» **SHORT TASK**: Pick out each line of the records in which the word "article" appears.

» **EXTRACTED ENTRIES**:
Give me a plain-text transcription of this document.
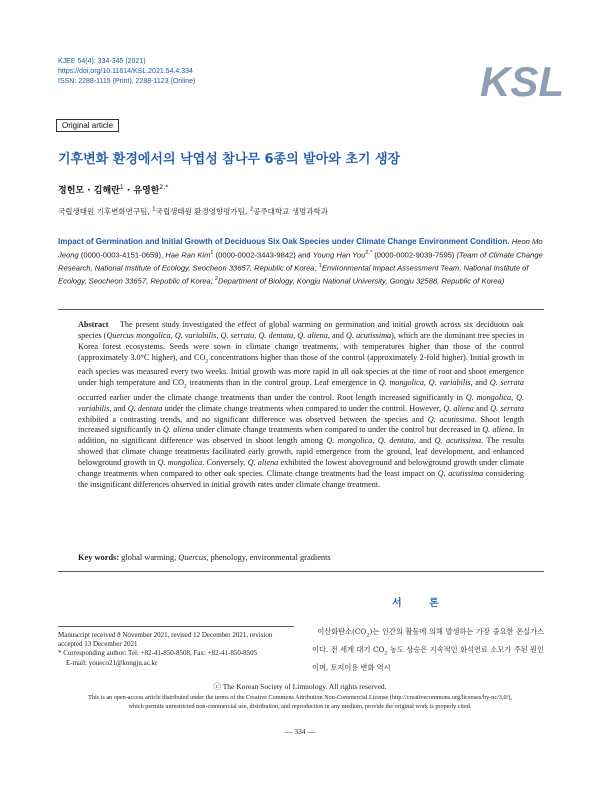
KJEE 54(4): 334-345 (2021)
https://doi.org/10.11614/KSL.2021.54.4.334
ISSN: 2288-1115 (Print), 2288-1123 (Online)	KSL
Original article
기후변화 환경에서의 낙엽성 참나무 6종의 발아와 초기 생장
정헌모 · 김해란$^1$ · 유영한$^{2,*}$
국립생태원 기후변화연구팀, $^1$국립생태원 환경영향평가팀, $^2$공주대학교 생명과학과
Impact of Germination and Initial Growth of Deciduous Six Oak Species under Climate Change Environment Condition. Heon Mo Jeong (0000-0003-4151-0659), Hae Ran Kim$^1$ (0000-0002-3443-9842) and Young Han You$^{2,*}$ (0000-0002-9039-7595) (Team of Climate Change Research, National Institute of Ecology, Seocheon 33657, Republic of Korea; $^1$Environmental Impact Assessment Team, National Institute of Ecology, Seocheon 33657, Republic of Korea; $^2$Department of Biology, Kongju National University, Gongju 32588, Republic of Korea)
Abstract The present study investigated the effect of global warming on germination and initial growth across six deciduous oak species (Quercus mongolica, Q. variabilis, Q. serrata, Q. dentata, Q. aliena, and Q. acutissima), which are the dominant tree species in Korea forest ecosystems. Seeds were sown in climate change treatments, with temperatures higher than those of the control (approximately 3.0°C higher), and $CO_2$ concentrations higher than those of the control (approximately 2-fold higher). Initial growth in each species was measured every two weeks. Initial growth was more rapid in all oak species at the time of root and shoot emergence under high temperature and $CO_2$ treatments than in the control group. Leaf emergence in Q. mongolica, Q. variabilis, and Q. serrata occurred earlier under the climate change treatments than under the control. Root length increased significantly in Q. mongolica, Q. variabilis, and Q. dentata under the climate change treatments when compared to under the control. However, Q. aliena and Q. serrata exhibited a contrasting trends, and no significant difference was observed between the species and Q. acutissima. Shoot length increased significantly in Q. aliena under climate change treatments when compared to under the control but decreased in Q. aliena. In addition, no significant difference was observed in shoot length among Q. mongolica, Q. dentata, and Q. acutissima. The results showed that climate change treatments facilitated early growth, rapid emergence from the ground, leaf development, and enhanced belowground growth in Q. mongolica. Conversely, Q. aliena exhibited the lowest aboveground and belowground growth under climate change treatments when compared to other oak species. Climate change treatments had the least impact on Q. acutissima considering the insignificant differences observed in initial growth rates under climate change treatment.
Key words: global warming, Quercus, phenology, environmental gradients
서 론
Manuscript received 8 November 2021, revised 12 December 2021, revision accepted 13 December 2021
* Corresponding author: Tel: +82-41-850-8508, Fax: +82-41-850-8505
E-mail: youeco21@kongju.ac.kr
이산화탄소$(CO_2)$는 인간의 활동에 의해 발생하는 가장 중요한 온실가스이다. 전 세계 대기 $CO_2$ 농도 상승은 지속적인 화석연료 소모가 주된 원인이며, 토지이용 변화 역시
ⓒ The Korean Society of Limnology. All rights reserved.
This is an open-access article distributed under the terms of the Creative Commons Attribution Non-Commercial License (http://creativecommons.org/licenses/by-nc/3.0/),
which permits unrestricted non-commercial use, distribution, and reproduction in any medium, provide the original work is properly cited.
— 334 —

» **RESPONSE TO THIS TASK**:
Original article
This is an open-access article distributed under the terms of the Creative Commons Attribution Non-Commercial License (http://creativecommons.org/licenses/by-nc/3.0/),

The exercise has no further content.